(Set problem):
Skip the images. Copy the records exactly as written.

(Supplied records):
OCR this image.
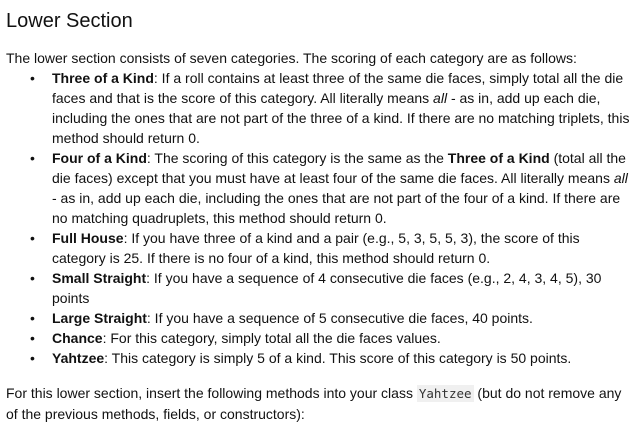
Lower Section

The lower section consists of seven categories. The scoring of each category are as follows:

• Three of a Kind: If a roll contains at least three of the same die faces, simply total all the die faces and that is the score of this category. All literally means all - as in, add up each die, including the ones that are not part of the three of a kind. If there are no matching triplets, this method should return 0.
• Four of a Kind: The scoring of this category is the same as the Three of a Kind (total all the die faces) except that you must have at least four of the same die faces. All literally means all - as in, add up each die, including the ones that are not part of the four of a kind. If there are no matching quadruplets, this method should return 0.
• Full House: If you have three of a kind and a pair (e.g., 5, 3, 5, 5, 3), the score of this category is 25. If there is no four of a kind, this method should return 0.
• Small Straight: If you have a sequence of 4 consecutive die faces (e.g., 2, 4, 3, 4, 5), 30 points
• Large Straight: If you have a sequence of 5 consecutive die faces, 40 points.
• Chance: For this category, simply total all the die faces values.
• Yahtzee: This category is simply 5 of a kind. This score of this category is 50 points.

For this lower section, insert the following methods into your class Yahtzee (but do not remove any of the previous methods, fields, or constructors):
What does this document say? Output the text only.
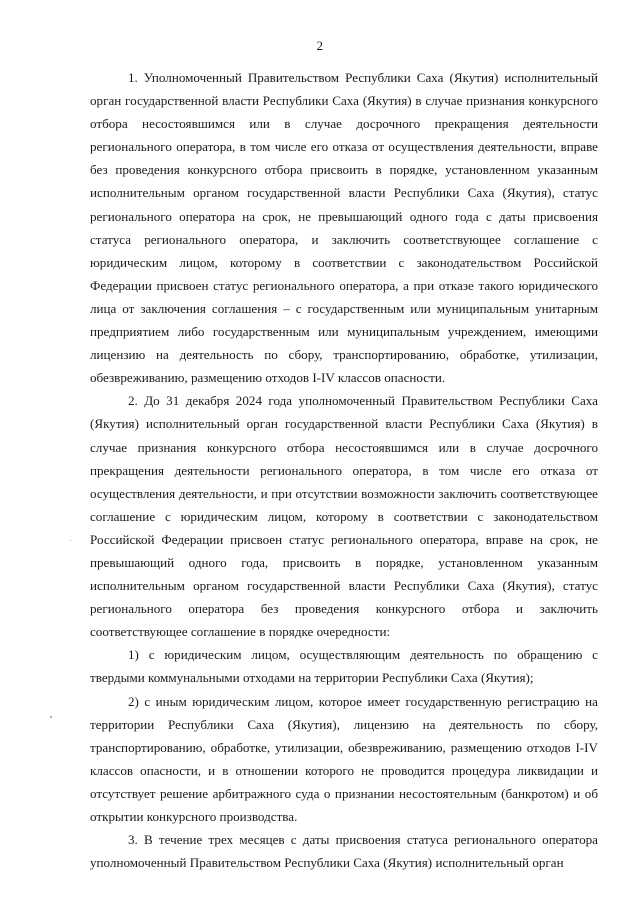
2

1. Уполномоченный Правительством Республики Саха (Якутия) исполнительный орган государственной власти Республики Саха (Якутия) в случае признания конкурсного отбора несостоявшимся или в случае досрочного прекращения деятельности регионального оператора, в том числе его отказа от осуществления деятельности, вправе без проведения конкурсного отбора присвоить в порядке, установленном указанным исполнительным органом государственной власти Республики Саха (Якутия), статус регионального оператора на срок, не превышающий одного года с даты присвоения статуса регионального оператора, и заключить соответствующее соглашение с юридическим лицом, которому в соответствии с законодательством Российской Федерации присвоен статус регионального оператора, а при отказе такого юридического лица от заключения соглашения – с государственным или муниципальным унитарным предприятием либо государственным или муниципальным учреждением, имеющими лицензию на деятельность по сбору, транспортированию, обработке, утилизации, обезвреживанию, размещению отходов I-IV классов опасности.

2. До 31 декабря 2024 года уполномоченный Правительством Республики Саха (Якутия) исполнительный орган государственной власти Республики Саха (Якутия) в случае признания конкурсного отбора несостоявшимся или в случае досрочного прекращения деятельности регионального оператора, в том числе его отказа от осуществления деятельности, и при отсутствии возможности заключить соответствующее соглашение с юридическим лицом, которому в соответствии с законодательством Российской Федерации присвоен статус регионального оператора, вправе на срок, не превышающий одного года, присвоить в порядке, установленном указанным исполнительным органом государственной власти Республики Саха (Якутия), статус регионального оператора без проведения конкурсного отбора и заключить соответствующее соглашение в порядке очередности:

1) с юридическим лицом, осуществляющим деятельность по обращению с твердыми коммунальными отходами на территории Республики Саха (Якутия);

2) с иным юридическим лицом, которое имеет государственную регистрацию на территории Республики Саха (Якутия), лицензию на деятельность по сбору, транспортированию, обработке, утилизации, обезвреживанию, размещению отходов I-IV классов опасности, и в отношении которого не проводится процедура ликвидации и отсутствует решение арбитражного суда о признании несостоятельным (банкротом) и об открытии конкурсного производства.

3. В течение трех месяцев с даты присвоения статуса регионального оператора уполномоченный Правительством Республики Саха (Якутия) исполнительный орган
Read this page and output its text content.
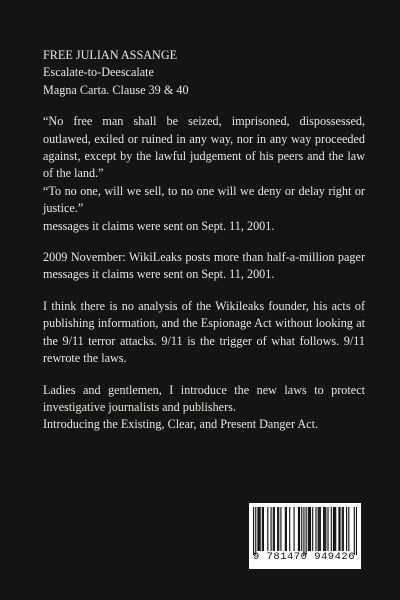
FREE JULIAN ASSANGE
Escalate-to-Deescalate
Magna Carta. Clause 39 & 40

“No free man shall be seized, imprisoned, dispossessed, outlawed, exiled or ruined in any way, nor in any way proceeded against, except by the lawful judgement of his peers and the law of the land.”

“To no one, will we sell, to no one will we deny or delay right or justice.”

messages it claims were sent on Sept. 11, 2001.

2009 November: WikiLeaks posts more than half-a-million pager messages it claims were sent on Sept. 11, 2001.

I think there is no analysis of the Wikileaks founder, his acts of publishing information, and the Espionage Act without looking at the 9/11 terror attacks. 9/11 is the trigger of what follows. 9/11 rewrote the laws.

Ladies and gentlemen, I introduce the new laws to protect investigative journalists and publishers.

Introducing the Existing, Clear, and Present Danger Act.

9 781470 949426
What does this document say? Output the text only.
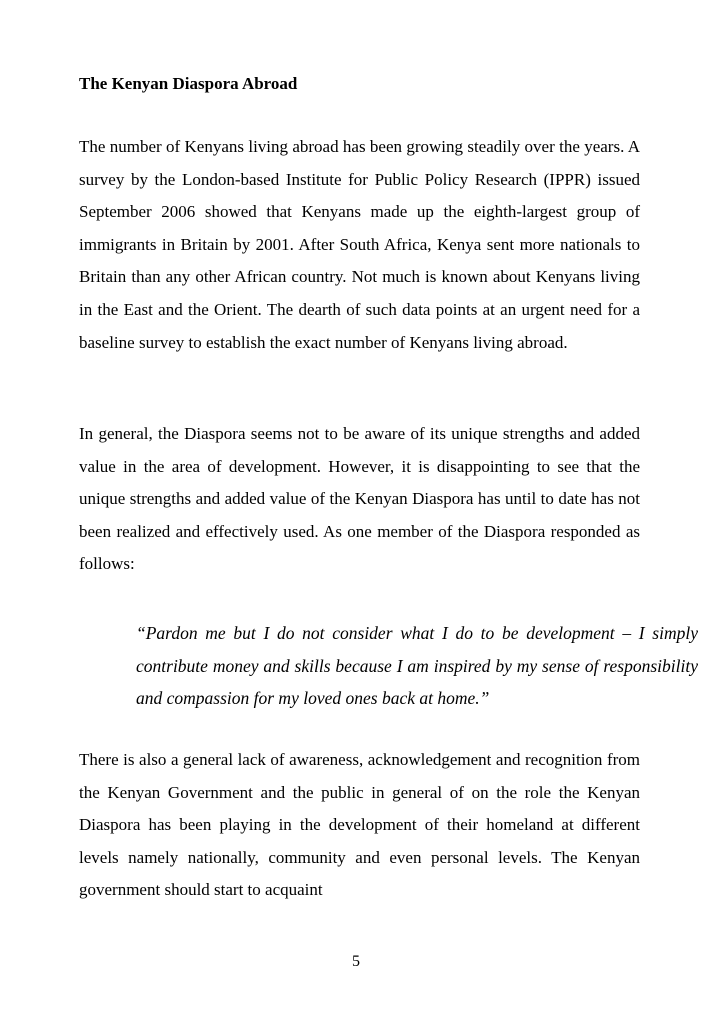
The Kenyan Diaspora Abroad

The number of Kenyans living abroad has been growing steadily over the years. A survey by the London-based Institute for Public Policy Research (IPPR) issued September 2006 showed that Kenyans made up the eighth-largest group of immigrants in Britain by 2001. After South Africa, Kenya sent more nationals to Britain than any other African country. Not much is known about Kenyans living in the East and the Orient. The dearth of such data points at an urgent need for a baseline survey to establish the exact number of Kenyans living abroad.

In general, the Diaspora seems not to be aware of its unique strengths and added value in the area of development. However, it is disappointing to see that the unique strengths and added value of the Kenyan Diaspora has until to date has not been realized and effectively used. As one member of the Diaspora responded as follows:

“Pardon me but I do not consider what I do to be development – I simply contribute money and skills because I am inspired by my sense of responsibility and compassion for my loved ones back at home.”

There is also a general lack of awareness, acknowledgement and recognition from the Kenyan Government and the public in general of on the role the Kenyan Diaspora has been playing in the development of their homeland at different levels namely nationally, community and even personal levels. The Kenyan government should start to acquaint

5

(Task response):
OCR this image.
Lower Section

The lower section consists of seven categories. The scoring of each category are as follows:

• Three of a Kind: If a roll contains at least three of the same die faces, simply total all the die faces and that is the score of this category. All literally means all - as in, add up each die, including the ones that are not part of the three of a kind. If there are no matching triplets, this method should return 0.
• Four of a Kind: The scoring of this category is the same as the Three of a Kind (total all the die faces) except that you must have at least four of the same die faces. All literally means all - as in, add up each die, including the ones that are not part of the four of a kind. If there are no matching quadruplets, this method should return 0.
• Full House: If you have three of a kind and a pair (e.g., 5, 3, 5, 5, 3), the score of this category is 25. If there is no four of a kind, this method should return 0.
• Small Straight: If you have a sequence of 4 consecutive die faces (e.g., 2, 4, 3, 4, 5), 30 points
• Large Straight: If you have a sequence of 5 consecutive die faces, 40 points.
• Chance: For this category, simply total all the die faces values.
• Yahtzee: This category is simply 5 of a kind. This score of this category is 50 points.

For this lower section, insert the following methods into your class Yahtzee (but do not remove any of the previous methods, fields, or constructors):
What does this document say? Output the text only.
2

1. Уполномоченный Правительством Республики Саха (Якутия) исполнительный орган государственной власти Республики Саха (Якутия) в случае признания конкурсного отбора несостоявшимся или в случае досрочного прекращения деятельности регионального оператора, в том числе его отказа от осуществления деятельности, вправе без проведения конкурсного отбора присвоить в порядке, установленном указанным исполнительным органом государственной власти Республики Саха (Якутия), статус регионального оператора на срок, не превышающий одного года с даты присвоения статуса регионального оператора, и заключить соответствующее соглашение с юридическим лицом, которому в соответствии с законодательством Российской Федерации присвоен статус регионального оператора, а при отказе такого юридического лица от заключения соглашения – с государственным или муниципальным унитарным предприятием либо государственным или муниципальным учреждением, имеющими лицензию на деятельность по сбору, транспортированию, обработке, утилизации, обезвреживанию, размещению отходов I-IV классов опасности.

2. До 31 декабря 2024 года уполномоченный Правительством Республики Саха (Якутия) исполнительный орган государственной власти Республики Саха (Якутия) в случае признания конкурсного отбора несостоявшимся или в случае досрочного прекращения деятельности регионального оператора, в том числе его отказа от осуществления деятельности, и при отсутствии возможности заключить соответствующее соглашение с юридическим лицом, которому в соответствии с законодательством Российской Федерации присвоен статус регионального оператора, вправе на срок, не превышающий одного года, присвоить в порядке, установленном указанным исполнительным органом государственной власти Республики Саха (Якутия), статус регионального оператора без проведения конкурсного отбора и заключить соответствующее соглашение в порядке очередности:

1) с юридическим лицом, осуществляющим деятельность по обращению с твердыми коммунальными отходами на территории Республики Саха (Якутия);

2) с иным юридическим лицом, которое имеет государственную регистрацию на территории Республики Саха (Якутия), лицензию на деятельность по сбору, транспортированию, обработке, утилизации, обезвреживанию, размещению отходов I-IV классов опасности, и в отношении которого не проводится процедура ликвидации и отсутствует решение арбитражного суда о признании несостоятельным (банкротом) и об открытии конкурсного производства.

3. В течение трех месяцев с даты присвоения статуса регионального оператора уполномоченный Правительством Республики Саха (Якутия) исполнительный орган
Read this page and output its text content.
FREE JULIAN ASSANGE
Escalate-to-Deescalate
Magna Carta. Clause 39 & 40

“No free man shall be seized, imprisoned, dispossessed, outlawed, exiled or ruined in any way, nor in any way proceeded against, except by the lawful judgement of his peers and the law of the land.”

“To no one, will we sell, to no one will we deny or delay right or justice.”

messages it claims were sent on Sept. 11, 2001.

2009 November: WikiLeaks posts more than half-a-million pager messages it claims were sent on Sept. 11, 2001.

I think there is no analysis of the Wikileaks founder, his acts of publishing information, and the Espionage Act without looking at the 9/11 terror attacks. 9/11 is the trigger of what follows. 9/11 rewrote the laws.

Ladies and gentlemen, I introduce the new laws to protect investigative journalists and publishers.

Introducing the Existing, Clear, and Present Danger Act.

9 781470 949426
What does this document say? Output the text only.
The Kenyan Diaspora Abroad

The number of Kenyans living abroad has been growing steadily over the years. A survey by the London-based Institute for Public Policy Research (IPPR) issued September 2006 showed that Kenyans made up the eighth-largest group of immigrants in Britain by 2001. After South Africa, Kenya sent more nationals to Britain than any other African country. Not much is known about Kenyans living in the East and the Orient. The dearth of such data points at an urgent need for a baseline survey to establish the exact number of Kenyans living abroad.

In general, the Diaspora seems not to be aware of its unique strengths and added value in the area of development. However, it is disappointing to see that the unique strengths and added value of the Kenyan Diaspora has until to date has not been realized and effectively used. As one member of the Diaspora responded as follows:

“Pardon me but I do not consider what I do to be development – I simply contribute money and skills because I am inspired by my sense of responsibility and compassion for my loved ones back at home.”

There is also a general lack of awareness, acknowledgement and recognition from the Kenyan Government and the public in general of on the role the Kenyan Diaspora has been playing in the development of their homeland at different levels namely nationally, community and even personal levels. The Kenyan government should start to acquaint

5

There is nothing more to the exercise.